**INSTRUCTIONS FOR THE TASK:**
Select all lines holding the word "пересчете" from the entries that follow.

**THE DATA:**
▶
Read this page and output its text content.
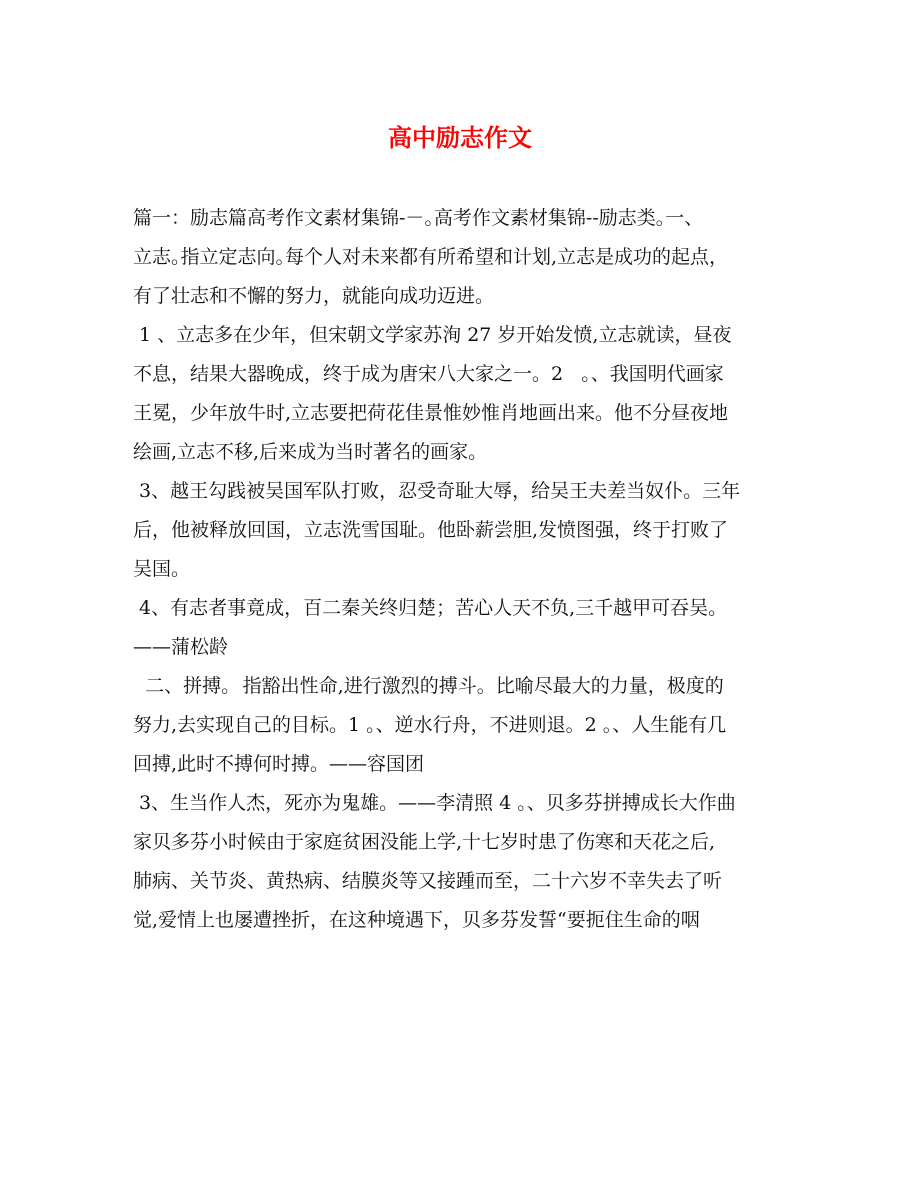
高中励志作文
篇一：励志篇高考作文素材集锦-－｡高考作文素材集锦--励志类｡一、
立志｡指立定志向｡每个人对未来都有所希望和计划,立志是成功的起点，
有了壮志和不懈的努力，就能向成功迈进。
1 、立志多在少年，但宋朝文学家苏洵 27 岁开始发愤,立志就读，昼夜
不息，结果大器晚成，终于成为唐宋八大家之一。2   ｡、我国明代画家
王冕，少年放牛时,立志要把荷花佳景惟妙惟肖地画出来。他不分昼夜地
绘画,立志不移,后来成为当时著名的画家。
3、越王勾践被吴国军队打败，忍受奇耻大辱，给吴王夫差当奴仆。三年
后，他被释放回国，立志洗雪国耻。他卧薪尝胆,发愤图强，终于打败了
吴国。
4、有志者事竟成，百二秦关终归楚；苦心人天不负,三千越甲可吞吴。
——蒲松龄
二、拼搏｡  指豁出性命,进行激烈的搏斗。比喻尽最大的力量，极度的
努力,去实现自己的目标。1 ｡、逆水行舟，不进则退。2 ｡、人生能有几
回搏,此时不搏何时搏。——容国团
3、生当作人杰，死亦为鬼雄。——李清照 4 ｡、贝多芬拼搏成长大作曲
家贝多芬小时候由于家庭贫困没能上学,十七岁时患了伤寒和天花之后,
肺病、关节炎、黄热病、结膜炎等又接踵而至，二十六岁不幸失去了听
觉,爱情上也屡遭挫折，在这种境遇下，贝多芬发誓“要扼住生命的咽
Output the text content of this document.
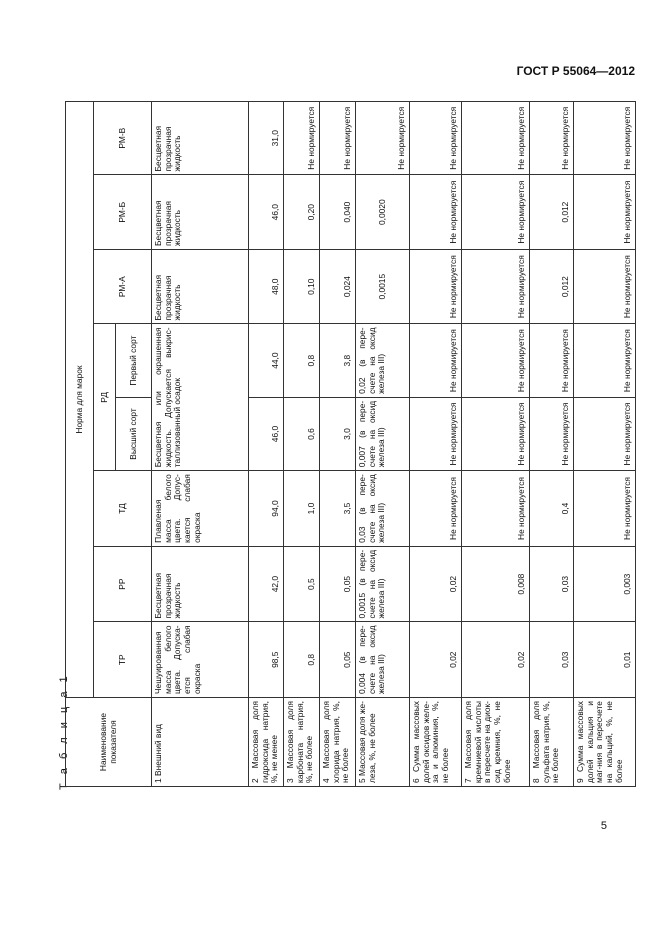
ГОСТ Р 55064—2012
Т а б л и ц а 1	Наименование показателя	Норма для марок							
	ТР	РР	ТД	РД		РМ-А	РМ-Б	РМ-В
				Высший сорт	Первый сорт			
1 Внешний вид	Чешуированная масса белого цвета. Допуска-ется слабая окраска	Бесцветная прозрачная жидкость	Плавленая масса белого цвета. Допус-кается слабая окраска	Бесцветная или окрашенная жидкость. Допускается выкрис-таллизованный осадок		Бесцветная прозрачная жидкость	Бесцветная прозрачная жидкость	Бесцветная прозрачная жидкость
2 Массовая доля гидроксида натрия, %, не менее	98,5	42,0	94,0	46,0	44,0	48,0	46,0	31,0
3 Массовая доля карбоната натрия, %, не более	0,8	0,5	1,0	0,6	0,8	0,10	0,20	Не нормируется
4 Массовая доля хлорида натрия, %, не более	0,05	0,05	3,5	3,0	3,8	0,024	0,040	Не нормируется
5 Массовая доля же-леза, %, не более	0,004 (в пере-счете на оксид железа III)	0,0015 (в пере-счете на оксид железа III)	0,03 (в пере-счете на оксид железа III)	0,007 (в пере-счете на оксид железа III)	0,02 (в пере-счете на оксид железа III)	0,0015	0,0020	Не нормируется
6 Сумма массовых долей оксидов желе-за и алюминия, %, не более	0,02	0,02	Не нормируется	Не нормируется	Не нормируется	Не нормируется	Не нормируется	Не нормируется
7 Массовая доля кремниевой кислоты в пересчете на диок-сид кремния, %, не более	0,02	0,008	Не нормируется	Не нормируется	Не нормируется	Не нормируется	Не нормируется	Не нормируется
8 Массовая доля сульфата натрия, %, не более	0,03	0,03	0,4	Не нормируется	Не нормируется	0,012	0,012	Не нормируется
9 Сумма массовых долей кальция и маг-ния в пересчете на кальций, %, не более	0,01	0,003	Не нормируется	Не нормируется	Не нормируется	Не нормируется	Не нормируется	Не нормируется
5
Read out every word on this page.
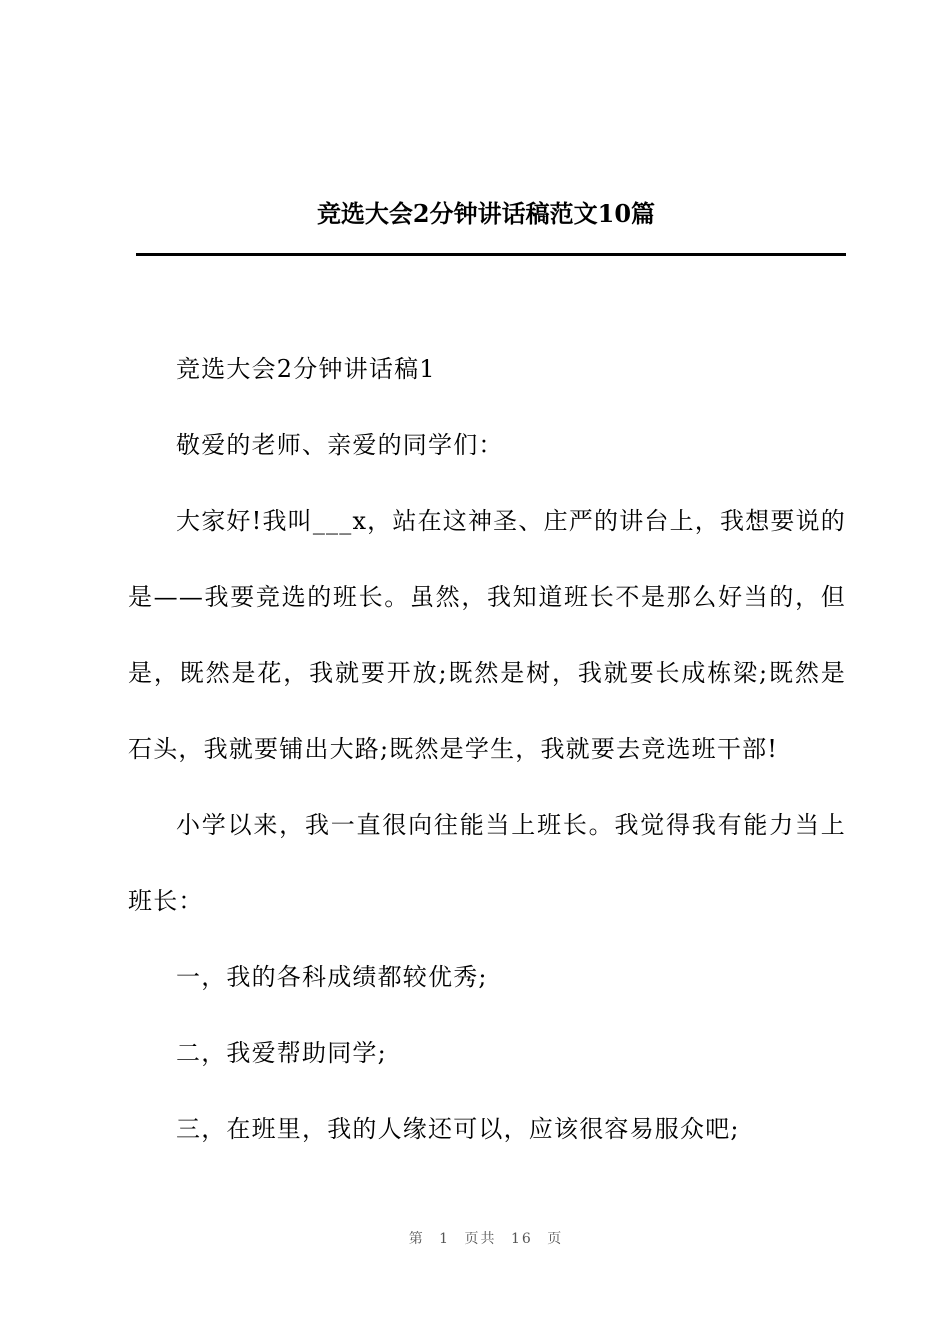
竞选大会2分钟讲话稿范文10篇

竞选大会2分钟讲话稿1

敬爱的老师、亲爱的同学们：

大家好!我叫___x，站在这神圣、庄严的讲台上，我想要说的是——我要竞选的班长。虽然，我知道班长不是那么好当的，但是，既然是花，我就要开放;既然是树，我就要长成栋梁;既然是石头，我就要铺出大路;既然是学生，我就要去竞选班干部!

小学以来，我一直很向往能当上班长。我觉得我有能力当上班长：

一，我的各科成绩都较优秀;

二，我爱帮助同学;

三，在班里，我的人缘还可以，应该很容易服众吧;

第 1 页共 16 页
◀
**ANSWER TO THE TASK:**
7 Массовая доля кремниевой кислоты в пересчете на диок-сид кремния, %, не более	0,02	0,008	Не нормируется	Не нормируется	Не нормируется	Не нормируется	Не нормируется	Не нормируется
9 Сумма массовых долей кальция и маг-ния в пересчете на кальций, %, не более	0,01	0,003	Не нормируется	Не нормируется	Не нормируется	Не нормируется	Не нормируется	Не нормируется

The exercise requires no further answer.